Find the lines holding the string "name" in the data, then copy all of them.

-- start Data shown --

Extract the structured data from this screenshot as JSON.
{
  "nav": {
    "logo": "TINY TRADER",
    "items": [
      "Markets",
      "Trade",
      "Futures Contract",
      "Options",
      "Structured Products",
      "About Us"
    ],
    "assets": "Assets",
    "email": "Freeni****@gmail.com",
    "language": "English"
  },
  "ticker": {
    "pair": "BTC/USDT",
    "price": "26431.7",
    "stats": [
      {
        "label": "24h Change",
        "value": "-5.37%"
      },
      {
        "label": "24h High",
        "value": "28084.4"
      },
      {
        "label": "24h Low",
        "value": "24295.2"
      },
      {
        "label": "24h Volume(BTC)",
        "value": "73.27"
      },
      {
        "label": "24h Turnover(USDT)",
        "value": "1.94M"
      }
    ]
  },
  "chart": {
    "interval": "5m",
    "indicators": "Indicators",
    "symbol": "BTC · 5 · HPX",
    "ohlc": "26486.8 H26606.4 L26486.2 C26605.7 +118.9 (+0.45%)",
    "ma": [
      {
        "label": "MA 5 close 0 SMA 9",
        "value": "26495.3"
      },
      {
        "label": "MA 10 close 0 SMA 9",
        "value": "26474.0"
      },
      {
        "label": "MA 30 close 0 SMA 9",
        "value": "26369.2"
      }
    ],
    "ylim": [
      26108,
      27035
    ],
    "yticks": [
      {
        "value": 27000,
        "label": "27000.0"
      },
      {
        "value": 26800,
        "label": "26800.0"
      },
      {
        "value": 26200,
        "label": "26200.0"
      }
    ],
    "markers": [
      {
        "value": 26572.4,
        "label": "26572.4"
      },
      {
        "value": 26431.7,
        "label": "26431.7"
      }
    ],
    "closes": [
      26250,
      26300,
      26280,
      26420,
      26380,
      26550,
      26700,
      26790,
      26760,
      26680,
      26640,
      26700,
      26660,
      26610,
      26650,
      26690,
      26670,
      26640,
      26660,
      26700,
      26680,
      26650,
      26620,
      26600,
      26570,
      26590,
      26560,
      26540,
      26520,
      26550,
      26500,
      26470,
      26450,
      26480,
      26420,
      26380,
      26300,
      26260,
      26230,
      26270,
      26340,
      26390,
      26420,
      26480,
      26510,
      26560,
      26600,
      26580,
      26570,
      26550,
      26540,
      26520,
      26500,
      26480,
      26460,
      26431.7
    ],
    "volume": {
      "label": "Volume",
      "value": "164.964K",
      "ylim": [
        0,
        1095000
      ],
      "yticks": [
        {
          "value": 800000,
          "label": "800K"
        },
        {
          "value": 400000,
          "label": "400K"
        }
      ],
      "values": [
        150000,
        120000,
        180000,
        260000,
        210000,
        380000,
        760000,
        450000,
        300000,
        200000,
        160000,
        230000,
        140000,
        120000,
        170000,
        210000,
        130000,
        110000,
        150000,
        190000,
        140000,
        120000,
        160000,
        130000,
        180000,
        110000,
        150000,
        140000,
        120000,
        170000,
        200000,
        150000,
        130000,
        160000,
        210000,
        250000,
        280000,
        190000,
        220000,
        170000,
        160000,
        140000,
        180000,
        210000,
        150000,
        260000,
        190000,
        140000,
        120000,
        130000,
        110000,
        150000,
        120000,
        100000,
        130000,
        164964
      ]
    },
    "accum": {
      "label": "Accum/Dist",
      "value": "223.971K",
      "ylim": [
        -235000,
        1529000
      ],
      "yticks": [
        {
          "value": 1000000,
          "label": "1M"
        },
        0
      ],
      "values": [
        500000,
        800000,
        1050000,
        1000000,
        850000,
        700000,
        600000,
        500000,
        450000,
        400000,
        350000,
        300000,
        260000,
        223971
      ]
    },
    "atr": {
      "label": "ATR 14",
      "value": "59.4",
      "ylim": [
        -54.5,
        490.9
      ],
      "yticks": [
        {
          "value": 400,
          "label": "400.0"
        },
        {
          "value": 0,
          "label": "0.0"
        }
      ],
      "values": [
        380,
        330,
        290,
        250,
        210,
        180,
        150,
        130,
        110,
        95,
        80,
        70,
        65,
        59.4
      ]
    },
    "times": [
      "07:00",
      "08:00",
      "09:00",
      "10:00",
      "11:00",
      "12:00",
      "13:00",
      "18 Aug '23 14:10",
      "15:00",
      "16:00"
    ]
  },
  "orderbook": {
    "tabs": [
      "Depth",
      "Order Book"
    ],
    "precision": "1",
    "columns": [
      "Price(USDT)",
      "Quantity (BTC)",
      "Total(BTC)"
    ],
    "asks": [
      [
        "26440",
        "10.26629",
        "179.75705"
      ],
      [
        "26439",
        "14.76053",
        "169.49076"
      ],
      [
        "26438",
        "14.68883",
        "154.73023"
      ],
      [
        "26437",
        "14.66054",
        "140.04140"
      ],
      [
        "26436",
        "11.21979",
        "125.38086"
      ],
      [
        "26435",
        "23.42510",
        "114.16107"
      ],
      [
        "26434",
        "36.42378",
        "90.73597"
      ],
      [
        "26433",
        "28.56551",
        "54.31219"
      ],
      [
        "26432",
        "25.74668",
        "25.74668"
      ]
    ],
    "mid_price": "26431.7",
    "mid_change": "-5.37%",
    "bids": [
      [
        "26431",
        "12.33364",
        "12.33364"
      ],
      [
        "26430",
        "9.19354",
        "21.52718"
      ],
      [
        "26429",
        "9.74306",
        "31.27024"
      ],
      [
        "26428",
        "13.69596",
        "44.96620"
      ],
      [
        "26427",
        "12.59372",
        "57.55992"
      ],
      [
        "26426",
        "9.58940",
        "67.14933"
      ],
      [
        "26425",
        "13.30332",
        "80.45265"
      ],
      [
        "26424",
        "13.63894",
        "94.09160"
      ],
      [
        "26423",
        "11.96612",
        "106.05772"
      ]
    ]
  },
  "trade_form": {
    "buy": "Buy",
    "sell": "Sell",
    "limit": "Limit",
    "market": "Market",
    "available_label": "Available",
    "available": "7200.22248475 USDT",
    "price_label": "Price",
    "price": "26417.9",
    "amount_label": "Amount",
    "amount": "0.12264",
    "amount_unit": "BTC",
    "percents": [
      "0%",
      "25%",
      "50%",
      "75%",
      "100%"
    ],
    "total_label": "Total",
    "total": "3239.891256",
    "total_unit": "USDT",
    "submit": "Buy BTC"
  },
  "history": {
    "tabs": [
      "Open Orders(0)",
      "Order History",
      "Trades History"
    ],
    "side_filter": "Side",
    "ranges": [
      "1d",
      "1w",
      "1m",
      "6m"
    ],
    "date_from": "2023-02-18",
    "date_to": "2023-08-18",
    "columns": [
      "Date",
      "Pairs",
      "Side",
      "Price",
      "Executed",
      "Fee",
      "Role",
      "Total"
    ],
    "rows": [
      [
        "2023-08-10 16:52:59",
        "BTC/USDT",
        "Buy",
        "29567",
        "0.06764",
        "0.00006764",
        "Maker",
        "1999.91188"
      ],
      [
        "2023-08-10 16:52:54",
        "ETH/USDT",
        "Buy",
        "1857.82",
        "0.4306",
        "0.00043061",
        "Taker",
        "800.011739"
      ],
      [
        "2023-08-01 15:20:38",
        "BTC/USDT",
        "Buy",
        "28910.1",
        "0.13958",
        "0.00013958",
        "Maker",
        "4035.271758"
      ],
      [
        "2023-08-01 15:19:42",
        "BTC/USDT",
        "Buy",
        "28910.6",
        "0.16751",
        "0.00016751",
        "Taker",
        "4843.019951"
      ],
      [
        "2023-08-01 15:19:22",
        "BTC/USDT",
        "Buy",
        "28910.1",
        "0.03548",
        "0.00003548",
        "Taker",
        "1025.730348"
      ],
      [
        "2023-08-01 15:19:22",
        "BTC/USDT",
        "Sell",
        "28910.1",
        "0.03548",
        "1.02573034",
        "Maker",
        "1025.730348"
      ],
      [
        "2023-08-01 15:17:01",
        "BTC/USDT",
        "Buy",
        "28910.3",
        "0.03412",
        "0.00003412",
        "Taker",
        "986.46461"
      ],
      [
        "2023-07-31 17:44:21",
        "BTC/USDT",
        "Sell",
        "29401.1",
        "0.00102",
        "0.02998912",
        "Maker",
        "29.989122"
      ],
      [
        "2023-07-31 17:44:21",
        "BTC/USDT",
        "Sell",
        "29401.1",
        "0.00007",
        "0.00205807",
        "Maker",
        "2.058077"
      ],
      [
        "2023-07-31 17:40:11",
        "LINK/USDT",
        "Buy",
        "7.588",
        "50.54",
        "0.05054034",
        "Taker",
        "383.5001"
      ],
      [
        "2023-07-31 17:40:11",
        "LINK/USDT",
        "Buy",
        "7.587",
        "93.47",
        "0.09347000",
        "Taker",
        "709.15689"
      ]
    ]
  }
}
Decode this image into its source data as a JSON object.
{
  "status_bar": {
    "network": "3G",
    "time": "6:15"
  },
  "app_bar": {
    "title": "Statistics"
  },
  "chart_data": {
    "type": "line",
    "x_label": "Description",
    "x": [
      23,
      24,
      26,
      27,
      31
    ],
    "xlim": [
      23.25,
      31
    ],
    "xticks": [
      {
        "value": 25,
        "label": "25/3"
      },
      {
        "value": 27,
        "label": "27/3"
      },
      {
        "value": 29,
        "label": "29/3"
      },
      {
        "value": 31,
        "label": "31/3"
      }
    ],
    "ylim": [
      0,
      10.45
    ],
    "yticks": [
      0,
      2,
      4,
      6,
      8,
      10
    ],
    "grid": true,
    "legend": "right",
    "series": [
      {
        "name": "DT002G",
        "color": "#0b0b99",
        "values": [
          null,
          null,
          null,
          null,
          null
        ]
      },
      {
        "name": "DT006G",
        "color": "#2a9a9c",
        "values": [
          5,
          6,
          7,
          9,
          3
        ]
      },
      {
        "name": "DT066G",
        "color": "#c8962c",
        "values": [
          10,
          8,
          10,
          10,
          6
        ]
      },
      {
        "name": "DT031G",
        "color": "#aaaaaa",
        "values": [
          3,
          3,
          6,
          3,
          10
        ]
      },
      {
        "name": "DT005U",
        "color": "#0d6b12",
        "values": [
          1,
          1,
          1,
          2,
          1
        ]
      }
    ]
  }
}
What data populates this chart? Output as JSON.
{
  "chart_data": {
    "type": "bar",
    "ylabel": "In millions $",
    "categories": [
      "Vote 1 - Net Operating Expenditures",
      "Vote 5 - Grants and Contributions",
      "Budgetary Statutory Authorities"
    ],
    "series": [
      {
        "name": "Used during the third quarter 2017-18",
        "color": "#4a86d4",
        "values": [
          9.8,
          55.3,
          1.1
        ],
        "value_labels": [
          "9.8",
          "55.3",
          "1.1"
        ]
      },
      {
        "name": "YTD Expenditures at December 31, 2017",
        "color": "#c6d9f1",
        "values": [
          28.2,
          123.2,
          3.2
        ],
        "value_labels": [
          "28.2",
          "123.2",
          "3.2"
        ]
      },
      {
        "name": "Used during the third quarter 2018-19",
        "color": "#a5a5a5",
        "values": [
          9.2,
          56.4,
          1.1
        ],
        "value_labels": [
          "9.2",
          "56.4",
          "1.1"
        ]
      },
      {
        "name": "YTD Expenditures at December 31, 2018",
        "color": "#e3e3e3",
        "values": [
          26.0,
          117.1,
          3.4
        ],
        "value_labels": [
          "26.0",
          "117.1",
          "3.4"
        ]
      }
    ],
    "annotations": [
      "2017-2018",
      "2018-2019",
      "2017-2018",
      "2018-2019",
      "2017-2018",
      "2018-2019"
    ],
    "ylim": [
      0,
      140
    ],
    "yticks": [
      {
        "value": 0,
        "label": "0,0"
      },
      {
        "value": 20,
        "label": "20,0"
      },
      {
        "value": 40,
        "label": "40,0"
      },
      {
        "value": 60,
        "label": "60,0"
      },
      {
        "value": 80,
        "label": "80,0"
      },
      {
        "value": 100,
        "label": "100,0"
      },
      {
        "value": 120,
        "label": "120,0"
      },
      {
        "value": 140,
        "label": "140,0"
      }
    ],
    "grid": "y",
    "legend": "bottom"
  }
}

-- end Data shown --

Response to the task
        "name": "DT002G",
        "name": "DT006G",
        "name": "DT066G",
        "name": "DT031G",
        "name": "DT005U",
        "name": "Used during the third quarter 2017-18",
        "name": "YTD Expenditures at December 31, 2017",
        "name": "Used during the third quarter 2018-19",
        "name": "YTD Expenditures at December 31, 2018",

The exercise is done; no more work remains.